Exercise —
Please report each line in the material below that includes "varieties".
╭─ Records provided
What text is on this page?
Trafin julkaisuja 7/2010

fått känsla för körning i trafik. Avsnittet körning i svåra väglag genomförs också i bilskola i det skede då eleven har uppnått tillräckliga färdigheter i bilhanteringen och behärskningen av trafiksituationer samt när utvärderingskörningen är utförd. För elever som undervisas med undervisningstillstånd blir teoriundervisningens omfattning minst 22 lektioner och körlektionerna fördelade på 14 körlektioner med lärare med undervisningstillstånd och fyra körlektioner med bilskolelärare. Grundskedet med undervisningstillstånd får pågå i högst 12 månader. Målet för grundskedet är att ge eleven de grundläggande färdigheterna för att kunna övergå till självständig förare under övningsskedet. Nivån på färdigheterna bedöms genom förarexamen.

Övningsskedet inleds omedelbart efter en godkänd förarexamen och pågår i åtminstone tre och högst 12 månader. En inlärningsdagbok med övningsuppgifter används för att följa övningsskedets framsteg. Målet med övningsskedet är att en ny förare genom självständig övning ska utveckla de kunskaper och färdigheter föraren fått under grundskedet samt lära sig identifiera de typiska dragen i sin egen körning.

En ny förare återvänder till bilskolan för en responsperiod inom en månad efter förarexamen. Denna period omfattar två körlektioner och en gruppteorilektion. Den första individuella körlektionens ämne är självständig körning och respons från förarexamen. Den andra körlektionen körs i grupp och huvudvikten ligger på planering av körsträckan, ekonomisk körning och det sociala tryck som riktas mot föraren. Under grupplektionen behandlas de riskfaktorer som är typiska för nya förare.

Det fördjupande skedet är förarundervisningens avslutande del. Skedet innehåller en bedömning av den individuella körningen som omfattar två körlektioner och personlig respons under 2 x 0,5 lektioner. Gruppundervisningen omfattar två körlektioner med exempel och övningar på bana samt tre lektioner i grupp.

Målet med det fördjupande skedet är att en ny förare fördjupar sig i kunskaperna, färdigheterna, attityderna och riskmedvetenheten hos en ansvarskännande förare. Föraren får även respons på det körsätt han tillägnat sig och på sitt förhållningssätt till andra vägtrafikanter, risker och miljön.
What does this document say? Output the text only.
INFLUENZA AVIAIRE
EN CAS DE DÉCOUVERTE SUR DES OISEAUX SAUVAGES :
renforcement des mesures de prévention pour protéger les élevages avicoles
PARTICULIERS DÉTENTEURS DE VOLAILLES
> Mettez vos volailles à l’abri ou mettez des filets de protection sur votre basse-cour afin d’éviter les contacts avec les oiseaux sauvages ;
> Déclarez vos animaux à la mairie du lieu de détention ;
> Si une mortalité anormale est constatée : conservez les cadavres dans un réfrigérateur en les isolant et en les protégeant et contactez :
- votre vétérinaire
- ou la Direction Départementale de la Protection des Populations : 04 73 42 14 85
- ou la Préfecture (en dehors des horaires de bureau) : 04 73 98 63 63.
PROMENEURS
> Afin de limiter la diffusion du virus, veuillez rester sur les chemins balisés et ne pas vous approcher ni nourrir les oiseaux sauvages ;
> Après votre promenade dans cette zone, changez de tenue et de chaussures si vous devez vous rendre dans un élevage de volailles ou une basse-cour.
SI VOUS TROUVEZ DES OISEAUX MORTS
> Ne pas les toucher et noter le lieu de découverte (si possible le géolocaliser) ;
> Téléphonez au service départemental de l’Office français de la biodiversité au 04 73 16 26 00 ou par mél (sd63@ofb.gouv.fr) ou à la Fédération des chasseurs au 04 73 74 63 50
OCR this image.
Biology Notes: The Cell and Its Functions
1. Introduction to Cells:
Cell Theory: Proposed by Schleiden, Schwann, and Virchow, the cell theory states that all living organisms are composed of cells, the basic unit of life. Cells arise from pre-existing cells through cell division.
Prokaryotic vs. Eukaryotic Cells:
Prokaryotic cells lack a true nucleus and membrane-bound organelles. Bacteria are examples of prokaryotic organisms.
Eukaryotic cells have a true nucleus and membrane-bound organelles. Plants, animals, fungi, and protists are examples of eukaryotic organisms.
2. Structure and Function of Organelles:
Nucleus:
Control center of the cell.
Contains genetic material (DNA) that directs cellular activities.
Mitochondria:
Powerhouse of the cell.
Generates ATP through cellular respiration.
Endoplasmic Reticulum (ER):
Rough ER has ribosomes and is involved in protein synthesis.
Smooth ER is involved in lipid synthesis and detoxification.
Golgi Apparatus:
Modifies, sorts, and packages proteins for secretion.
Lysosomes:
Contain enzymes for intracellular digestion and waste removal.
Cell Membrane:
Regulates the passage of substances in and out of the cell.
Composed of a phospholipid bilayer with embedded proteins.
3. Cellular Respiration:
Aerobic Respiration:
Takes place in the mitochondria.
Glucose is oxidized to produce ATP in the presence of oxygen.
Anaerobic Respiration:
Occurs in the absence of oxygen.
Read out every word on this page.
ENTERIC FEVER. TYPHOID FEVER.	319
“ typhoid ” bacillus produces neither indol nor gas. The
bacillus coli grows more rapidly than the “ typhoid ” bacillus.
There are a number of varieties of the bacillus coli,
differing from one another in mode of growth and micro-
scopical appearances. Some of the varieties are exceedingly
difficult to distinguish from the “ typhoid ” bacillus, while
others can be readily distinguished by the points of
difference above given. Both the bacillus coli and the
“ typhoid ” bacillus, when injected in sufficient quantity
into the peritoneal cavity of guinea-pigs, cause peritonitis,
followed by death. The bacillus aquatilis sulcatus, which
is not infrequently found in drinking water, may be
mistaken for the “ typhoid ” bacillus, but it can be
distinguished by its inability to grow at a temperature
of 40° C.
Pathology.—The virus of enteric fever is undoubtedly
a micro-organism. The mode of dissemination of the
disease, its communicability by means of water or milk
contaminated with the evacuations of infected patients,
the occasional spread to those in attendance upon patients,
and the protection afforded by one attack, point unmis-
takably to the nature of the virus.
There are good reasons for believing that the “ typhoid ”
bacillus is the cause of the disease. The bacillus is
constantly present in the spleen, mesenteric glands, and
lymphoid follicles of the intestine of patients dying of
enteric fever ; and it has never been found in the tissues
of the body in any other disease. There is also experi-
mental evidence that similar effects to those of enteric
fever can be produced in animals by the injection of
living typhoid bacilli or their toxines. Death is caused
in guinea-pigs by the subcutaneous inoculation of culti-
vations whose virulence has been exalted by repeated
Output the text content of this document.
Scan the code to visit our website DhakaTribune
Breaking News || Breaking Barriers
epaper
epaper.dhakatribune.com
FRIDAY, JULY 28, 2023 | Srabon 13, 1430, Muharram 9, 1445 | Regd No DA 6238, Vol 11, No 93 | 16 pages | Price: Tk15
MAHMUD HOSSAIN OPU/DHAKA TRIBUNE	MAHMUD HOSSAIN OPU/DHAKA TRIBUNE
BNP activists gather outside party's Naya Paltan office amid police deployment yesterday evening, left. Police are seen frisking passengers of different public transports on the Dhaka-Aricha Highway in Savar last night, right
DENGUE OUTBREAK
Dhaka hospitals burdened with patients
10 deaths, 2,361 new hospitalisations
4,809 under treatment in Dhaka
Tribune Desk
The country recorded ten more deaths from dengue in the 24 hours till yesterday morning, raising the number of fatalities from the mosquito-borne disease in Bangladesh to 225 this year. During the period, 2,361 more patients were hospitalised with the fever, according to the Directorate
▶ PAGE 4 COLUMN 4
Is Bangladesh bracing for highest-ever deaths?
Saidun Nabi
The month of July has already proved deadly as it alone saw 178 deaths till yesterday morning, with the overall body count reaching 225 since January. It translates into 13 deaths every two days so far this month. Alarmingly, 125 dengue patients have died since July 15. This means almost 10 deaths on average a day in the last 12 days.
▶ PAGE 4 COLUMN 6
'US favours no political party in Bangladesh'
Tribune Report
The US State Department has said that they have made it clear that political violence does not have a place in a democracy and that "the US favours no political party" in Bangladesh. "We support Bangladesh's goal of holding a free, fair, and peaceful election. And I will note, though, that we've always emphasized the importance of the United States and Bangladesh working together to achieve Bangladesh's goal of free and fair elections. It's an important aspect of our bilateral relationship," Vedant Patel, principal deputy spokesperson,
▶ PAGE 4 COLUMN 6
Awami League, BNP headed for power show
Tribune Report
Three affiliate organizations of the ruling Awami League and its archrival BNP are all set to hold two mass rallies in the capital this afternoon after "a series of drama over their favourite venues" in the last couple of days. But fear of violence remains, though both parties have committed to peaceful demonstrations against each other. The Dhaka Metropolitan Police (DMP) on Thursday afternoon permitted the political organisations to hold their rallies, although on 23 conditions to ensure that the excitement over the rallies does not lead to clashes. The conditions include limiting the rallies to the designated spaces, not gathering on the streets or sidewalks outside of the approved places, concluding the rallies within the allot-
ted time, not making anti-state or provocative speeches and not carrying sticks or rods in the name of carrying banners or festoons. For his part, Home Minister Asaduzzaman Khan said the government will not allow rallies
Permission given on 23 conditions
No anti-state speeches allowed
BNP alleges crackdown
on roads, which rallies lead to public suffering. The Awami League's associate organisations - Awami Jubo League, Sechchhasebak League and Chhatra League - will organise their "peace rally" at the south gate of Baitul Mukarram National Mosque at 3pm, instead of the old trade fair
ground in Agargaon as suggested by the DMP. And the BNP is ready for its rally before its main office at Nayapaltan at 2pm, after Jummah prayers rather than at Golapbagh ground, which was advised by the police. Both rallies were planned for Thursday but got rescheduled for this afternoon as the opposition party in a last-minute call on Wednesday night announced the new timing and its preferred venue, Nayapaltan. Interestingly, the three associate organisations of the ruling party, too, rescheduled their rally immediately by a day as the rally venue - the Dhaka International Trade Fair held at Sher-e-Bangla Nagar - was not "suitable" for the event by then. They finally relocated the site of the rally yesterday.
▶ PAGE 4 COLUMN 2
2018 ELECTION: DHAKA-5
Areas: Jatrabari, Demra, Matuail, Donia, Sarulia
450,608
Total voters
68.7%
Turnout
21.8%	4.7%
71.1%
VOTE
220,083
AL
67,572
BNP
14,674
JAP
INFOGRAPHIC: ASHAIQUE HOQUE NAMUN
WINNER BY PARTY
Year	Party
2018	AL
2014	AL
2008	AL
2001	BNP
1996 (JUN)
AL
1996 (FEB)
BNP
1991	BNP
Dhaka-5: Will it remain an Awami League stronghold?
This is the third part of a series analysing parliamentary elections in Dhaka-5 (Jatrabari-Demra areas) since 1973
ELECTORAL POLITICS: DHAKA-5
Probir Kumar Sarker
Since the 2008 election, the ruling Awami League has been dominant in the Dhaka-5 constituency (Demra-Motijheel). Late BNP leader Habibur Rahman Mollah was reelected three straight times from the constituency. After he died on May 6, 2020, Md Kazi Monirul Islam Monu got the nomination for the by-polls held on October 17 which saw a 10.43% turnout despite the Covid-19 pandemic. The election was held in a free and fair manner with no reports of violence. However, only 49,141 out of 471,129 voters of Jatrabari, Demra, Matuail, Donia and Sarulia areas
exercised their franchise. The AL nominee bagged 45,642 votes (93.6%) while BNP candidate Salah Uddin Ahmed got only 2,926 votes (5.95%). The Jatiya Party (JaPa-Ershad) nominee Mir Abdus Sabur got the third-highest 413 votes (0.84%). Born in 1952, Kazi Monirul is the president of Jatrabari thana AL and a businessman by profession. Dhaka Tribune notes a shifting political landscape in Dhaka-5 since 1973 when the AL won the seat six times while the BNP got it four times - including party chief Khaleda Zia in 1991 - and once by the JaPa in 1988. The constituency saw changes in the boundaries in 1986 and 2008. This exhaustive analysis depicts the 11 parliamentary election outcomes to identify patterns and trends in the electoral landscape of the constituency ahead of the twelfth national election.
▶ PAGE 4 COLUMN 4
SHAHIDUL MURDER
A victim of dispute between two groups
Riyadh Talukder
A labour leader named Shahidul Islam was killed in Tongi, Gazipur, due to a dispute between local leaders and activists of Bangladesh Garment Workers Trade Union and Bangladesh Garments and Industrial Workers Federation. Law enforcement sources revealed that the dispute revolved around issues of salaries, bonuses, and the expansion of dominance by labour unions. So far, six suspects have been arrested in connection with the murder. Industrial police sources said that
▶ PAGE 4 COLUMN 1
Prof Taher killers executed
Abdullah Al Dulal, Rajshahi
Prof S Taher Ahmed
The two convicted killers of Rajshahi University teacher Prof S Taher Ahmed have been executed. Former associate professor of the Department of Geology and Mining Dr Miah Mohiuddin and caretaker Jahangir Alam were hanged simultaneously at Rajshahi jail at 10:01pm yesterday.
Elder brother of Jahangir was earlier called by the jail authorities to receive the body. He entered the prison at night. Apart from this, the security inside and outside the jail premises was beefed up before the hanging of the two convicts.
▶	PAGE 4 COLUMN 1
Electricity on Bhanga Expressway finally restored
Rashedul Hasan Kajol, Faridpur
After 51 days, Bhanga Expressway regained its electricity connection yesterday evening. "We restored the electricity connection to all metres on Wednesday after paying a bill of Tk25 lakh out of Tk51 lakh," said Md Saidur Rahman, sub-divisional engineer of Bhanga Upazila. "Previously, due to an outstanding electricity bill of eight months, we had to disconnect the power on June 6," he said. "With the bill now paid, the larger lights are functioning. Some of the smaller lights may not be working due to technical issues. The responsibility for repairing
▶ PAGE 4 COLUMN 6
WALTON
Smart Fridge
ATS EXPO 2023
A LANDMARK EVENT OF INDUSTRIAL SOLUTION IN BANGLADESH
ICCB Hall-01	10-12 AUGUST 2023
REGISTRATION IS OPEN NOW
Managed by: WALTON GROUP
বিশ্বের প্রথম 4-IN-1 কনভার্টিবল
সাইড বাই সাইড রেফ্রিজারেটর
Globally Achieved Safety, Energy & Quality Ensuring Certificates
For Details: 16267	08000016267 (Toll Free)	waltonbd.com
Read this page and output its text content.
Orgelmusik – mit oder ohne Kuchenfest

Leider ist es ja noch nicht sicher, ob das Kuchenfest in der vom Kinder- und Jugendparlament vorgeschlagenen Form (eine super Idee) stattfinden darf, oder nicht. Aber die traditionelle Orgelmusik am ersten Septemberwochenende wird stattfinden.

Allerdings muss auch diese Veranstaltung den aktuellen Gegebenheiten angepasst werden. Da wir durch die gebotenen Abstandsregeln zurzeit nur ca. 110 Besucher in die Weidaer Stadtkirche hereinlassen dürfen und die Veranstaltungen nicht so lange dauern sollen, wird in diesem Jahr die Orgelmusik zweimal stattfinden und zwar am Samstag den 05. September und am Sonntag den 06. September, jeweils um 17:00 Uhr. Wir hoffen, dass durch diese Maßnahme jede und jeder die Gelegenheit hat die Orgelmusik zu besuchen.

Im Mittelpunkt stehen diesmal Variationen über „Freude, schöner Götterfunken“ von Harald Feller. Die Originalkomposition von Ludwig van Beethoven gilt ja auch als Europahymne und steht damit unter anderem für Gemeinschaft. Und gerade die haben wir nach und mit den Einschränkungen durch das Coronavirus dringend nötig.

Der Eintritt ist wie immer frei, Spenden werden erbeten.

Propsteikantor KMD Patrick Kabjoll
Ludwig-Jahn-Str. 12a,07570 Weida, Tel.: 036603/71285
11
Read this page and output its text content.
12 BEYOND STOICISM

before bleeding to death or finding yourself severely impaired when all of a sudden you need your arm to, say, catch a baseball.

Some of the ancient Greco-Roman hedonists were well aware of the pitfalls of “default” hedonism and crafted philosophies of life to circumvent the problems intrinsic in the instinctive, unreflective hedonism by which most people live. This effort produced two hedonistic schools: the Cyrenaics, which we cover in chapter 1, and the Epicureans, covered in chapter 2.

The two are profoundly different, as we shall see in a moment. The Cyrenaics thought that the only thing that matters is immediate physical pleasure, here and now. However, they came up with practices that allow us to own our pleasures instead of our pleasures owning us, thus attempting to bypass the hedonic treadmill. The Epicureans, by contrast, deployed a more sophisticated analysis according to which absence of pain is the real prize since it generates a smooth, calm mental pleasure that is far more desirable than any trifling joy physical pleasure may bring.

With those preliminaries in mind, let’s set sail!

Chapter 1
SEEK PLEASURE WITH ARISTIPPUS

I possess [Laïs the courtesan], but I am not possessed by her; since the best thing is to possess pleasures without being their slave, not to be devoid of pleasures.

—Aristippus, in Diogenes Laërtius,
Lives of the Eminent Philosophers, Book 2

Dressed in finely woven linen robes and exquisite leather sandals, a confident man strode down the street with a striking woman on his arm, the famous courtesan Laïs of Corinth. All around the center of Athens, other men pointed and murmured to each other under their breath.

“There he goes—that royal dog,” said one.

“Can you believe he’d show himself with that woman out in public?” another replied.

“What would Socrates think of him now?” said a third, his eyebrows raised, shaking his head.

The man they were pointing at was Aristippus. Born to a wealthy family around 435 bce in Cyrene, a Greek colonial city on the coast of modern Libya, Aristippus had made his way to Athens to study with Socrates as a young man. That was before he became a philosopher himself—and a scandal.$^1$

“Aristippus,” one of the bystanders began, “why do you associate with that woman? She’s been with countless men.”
╰─
Problem solution —
There are a number of varieties of the bacillus coli,
scopical appearances. Some of the varieties are exceedingly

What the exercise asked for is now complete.